Work instructions:
Write each line out again exactly as written.

#### Record extracts ####

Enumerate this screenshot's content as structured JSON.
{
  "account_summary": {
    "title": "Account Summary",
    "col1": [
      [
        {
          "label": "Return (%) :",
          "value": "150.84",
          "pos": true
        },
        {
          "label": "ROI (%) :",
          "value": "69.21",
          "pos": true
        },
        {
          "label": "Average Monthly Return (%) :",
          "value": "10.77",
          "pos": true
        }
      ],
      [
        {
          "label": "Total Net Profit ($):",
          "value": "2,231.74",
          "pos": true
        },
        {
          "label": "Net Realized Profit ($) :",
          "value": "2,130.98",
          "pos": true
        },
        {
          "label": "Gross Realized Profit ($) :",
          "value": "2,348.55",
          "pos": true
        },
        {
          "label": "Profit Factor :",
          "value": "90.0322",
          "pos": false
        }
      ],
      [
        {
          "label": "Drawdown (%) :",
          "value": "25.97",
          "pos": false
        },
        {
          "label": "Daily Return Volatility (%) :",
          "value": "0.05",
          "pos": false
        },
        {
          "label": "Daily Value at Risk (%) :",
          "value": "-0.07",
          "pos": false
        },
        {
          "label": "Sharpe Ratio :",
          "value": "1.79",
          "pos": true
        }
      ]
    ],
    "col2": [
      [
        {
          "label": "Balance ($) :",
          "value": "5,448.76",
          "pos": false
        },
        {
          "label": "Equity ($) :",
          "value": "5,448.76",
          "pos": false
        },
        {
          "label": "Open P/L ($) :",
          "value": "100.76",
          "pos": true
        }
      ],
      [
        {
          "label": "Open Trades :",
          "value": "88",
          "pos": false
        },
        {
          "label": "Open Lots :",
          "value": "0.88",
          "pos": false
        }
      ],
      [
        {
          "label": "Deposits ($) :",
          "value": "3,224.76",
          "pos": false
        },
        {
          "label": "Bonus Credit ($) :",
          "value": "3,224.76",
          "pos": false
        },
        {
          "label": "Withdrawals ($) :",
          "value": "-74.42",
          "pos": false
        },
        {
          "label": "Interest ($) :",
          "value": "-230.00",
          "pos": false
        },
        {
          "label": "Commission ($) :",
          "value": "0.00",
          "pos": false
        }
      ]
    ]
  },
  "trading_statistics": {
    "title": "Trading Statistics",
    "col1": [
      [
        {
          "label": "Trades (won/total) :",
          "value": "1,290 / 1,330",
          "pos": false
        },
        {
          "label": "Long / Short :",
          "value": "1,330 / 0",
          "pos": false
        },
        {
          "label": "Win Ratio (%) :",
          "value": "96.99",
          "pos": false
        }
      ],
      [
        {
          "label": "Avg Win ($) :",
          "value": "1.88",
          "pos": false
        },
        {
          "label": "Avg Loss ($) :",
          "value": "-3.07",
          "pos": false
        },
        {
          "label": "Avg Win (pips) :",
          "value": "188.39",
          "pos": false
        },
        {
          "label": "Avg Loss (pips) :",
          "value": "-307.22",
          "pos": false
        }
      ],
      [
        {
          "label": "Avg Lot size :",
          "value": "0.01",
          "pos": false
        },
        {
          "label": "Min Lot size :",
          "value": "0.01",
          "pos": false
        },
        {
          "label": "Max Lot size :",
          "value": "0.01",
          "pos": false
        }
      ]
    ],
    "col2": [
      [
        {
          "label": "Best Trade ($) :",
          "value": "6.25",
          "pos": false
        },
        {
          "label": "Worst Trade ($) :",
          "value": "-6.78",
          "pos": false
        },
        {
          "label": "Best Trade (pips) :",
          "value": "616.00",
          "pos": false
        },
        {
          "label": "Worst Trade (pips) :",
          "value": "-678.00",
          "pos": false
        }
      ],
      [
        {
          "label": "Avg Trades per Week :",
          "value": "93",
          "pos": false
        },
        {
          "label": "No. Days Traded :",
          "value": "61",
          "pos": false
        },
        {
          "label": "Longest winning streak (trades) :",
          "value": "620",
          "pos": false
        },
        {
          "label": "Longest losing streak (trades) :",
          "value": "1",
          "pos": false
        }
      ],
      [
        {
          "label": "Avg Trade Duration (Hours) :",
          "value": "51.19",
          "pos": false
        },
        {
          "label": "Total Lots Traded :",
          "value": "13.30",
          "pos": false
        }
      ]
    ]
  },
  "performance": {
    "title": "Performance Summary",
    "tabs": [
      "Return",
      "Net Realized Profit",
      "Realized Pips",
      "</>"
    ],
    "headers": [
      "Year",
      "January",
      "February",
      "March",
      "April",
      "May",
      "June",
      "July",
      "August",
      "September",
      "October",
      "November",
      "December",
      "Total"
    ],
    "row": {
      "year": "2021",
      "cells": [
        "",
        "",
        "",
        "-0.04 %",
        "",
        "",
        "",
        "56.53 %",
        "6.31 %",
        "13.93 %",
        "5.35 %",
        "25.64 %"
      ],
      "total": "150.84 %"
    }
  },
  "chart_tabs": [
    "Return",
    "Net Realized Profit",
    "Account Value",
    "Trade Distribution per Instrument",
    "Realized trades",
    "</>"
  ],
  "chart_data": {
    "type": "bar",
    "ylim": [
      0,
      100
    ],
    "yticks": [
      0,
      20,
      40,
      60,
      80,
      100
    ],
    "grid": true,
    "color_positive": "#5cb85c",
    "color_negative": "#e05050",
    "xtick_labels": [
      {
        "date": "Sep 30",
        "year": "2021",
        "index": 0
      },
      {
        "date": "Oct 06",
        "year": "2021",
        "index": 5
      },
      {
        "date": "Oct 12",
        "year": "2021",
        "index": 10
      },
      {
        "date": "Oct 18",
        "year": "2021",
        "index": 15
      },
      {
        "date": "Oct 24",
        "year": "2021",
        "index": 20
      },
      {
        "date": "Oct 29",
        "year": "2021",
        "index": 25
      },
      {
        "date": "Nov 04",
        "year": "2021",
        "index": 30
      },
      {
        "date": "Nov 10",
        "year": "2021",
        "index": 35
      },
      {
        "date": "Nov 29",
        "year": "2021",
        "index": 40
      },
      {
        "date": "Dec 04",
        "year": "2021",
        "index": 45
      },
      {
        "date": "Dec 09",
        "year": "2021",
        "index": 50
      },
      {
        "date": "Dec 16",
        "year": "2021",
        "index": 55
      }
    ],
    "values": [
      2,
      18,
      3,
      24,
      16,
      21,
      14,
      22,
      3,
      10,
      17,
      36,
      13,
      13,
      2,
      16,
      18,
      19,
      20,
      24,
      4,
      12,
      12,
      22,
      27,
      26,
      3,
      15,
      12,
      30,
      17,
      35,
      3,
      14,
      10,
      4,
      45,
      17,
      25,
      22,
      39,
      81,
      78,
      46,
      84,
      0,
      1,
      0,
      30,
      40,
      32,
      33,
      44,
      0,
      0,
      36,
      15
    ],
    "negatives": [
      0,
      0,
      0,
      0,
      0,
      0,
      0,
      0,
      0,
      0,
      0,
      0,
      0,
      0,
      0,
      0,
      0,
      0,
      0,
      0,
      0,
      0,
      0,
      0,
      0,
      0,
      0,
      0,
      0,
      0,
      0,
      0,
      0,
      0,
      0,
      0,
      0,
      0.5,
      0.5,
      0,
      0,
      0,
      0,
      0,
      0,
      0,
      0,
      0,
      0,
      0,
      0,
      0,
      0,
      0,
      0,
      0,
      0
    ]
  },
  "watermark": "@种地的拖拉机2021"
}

####

Response to this exercise:
Enumerate this screenshot's content as structured JSON.
{
  "account_summary": {
    "title": "Account Summary",
    "col1": [
      [
        {
          "label": "Return (%) :",
          "value": "150.84",
          "pos": true
        },
        {
          "label": "ROI (%) :",
          "value": "69.21",
          "pos": true
        },
        {
          "label": "Average Monthly Return (%) :",
          "value": "10.77",
          "pos": true
        }
      ],
      [
        {
          "label": "Total Net Profit ($):",
          "value": "2,231.74",
          "pos": true
        },
        {
          "label": "Net Realized Profit ($) :",
          "value": "2,130.98",
          "pos": true
        },
        {
          "label": "Gross Realized Profit ($) :",
          "value": "2,348.55",
          "pos": true
        },
        {
          "label": "Profit Factor :",
          "value": "90.0322",
          "pos": false
        }
      ],
      [
        {
          "label": "Drawdown (%) :",
          "value": "25.97",
          "pos": false
        },
        {
          "label": "Daily Return Volatility (%) :",
          "value": "0.05",
          "pos": false
        },
        {
          "label": "Daily Value at Risk (%) :",
          "value": "-0.07",
          "pos": false
        },
        {
          "label": "Sharpe Ratio :",
          "value": "1.79",
          "pos": true
        }
      ]
    ],
    "col2": [
      [
        {
          "label": "Balance ($) :",
          "value": "5,448.76",
          "pos": false
        },
        {
          "label": "Equity ($) :",
          "value": "5,448.76",
          "pos": false
        },
        {
          "label": "Open P/L ($) :",
          "value": "100.76",
          "pos": true
        }
      ],
      [
        {
          "label": "Open Trades :",
          "value": "88",
          "pos": false
        },
        {
          "label": "Open Lots :",
          "value": "0.88",
          "pos": false
        }
      ],
      [
        {
          "label": "Deposits ($) :",
          "value": "3,224.76",
          "pos": false
        },
        {
          "label": "Bonus Credit ($) :",
          "value": "3,224.76",
          "pos": false
        },
        {
          "label": "Withdrawals ($) :",
          "value": "-74.42",
          "pos": false
        },
        {
          "label": "Interest ($) :",
          "value": "-230.00",
          "pos": false
        },
        {
          "label": "Commission ($) :",
          "value": "0.00",
          "pos": false
        }
      ]
    ]
  },
  "trading_statistics": {
    "title": "Trading Statistics",
    "col1": [
      [
        {
          "label": "Trades (won/total) :",
          "value": "1,290 / 1,330",
          "pos": false
        },
        {
          "label": "Long / Short :",
          "value": "1,330 / 0",
          "pos": false
        },
        {
          "label": "Win Ratio (%) :",
          "value": "96.99",
          "pos": false
        }
      ],
      [
        {
          "label": "Avg Win ($) :",
          "value": "1.88",
          "pos": false
        },
        {
          "label": "Avg Loss ($) :",
          "value": "-3.07",
          "pos": false
        },
        {
          "label": "Avg Win (pips) :",
          "value": "188.39",
          "pos": false
        },
        {
          "label": "Avg Loss (pips) :",
          "value": "-307.22",
          "pos": false
        }
      ],
      [
        {
          "label": "Avg Lot size :",
          "value": "0.01",
          "pos": false
        },
        {
          "label": "Min Lot size :",
          "value": "0.01",
          "pos": false
        },
        {
          "label": "Max Lot size :",
          "value": "0.01",
          "pos": false
        }
      ]
    ],
    "col2": [
      [
        {
          "label": "Best Trade ($) :",
          "value": "6.25",
          "pos": false
        },
        {
          "label": "Worst Trade ($) :",
          "value": "-6.78",
          "pos": false
        },
        {
          "label": "Best Trade (pips) :",
          "value": "616.00",
          "pos": false
        },
        {
          "label": "Worst Trade (pips) :",
          "value": "-678.00",
          "pos": false
        }
      ],
      [
        {
          "label": "Avg Trades per Week :",
          "value": "93",
          "pos": false
        },
        {
          "label": "No. Days Traded :",
          "value": "61",
          "pos": false
        },
        {
          "label": "Longest winning streak (trades) :",
          "value": "620",
          "pos": false
        },
        {
          "label": "Longest losing streak (trades) :",
          "value": "1",
          "pos": false
        }
      ],
      [
        {
          "label": "Avg Trade Duration (Hours) :",
          "value": "51.19",
          "pos": false
        },
        {
          "label": "Total Lots Traded :",
          "value": "13.30",
          "pos": false
        }
      ]
    ]
  },
  "performance": {
    "title": "Performance Summary",
    "tabs": [
      "Return",
      "Net Realized Profit",
      "Realized Pips",
      "</>"
    ],
    "headers": [
      "Year",
      "January",
      "February",
      "March",
      "April",
      "May",
      "June",
      "July",
      "August",
      "September",
      "October",
      "November",
      "December",
      "Total"
    ],
    "row": {
      "year": "2021",
      "cells": [
        "",
        "",
        "",
        "-0.04 %",
        "",
        "",
        "",
        "56.53 %",
        "6.31 %",
        "13.93 %",
        "5.35 %",
        "25.64 %"
      ],
      "total": "150.84 %"
    }
  },
  "chart_tabs": [
    "Return",
    "Net Realized Profit",
    "Account Value",
    "Trade Distribution per Instrument",
    "Realized trades",
    "</>"
  ],
  "chart_data": {
    "type": "bar",
    "ylim": [
      0,
      100
    ],
    "yticks": [
      0,
      20,
      40,
      60,
      80,
      100
    ],
    "grid": true,
    "color_positive": "#5cb85c",
    "color_negative": "#e05050",
    "xtick_labels": [
      {
        "date": "Sep 30",
        "year": "2021",
        "index": 0
      },
      {
        "date": "Oct 06",
        "year": "2021",
        "index": 5
      },
      {
        "date": "Oct 12",
        "year": "2021",
        "index": 10
      },
      {
        "date": "Oct 18",
        "year": "2021",
        "index": 15
      },
      {
        "date": "Oct 24",
        "year": "2021",
        "index": 20
      },
      {
        "date": "Oct 29",
        "year": "2021",
        "index": 25
      },
      {
        "date": "Nov 04",
        "year": "2021",
        "index": 30
      },
      {
        "date": "Nov 10",
        "year": "2021",
        "index": 35
      },
      {
        "date": "Nov 29",
        "year": "2021",
        "index": 40
      },
      {
        "date": "Dec 04",
        "year": "2021",
        "index": 45
      },
      {
        "date": "Dec 09",
        "year": "2021",
        "index": 50
      },
      {
        "date": "Dec 16",
        "year": "2021",
        "index": 55
      }
    ],
    "values": [
      2,
      18,
      3,
      24,
      16,
      21,
      14,
      22,
      3,
      10,
      17,
      36,
      13,
      13,
      2,
      16,
      18,
      19,
      20,
      24,
      4,
      12,
      12,
      22,
      27,
      26,
      3,
      15,
      12,
      30,
      17,
      35,
      3,
      14,
      10,
      4,
      45,
      17,
      25,
      22,
      39,
      81,
      78,
      46,
      84,
      0,
      1,
      0,
      30,
      40,
      32,
      33,
      44,
      0,
      0,
      36,
      15
    ],
    "negatives": [
      0,
      0,
      0,
      0,
      0,
      0,
      0,
      0,
      0,
      0,
      0,
      0,
      0,
      0,
      0,
      0,
      0,
      0,
      0,
      0,
      0,
      0,
      0,
      0,
      0,
      0,
      0,
      0,
      0,
      0,
      0,
      0,
      0,
      0,
      0,
      0,
      0,
      0.5,
      0.5,
      0,
      0,
      0,
      0,
      0,
      0,
      0,
      0,
      0,
      0,
      0,
      0,
      0,
      0,
      0,
      0,
      0,
      0
    ]
  },
  "watermark": "@种地的拖拉机2021"
}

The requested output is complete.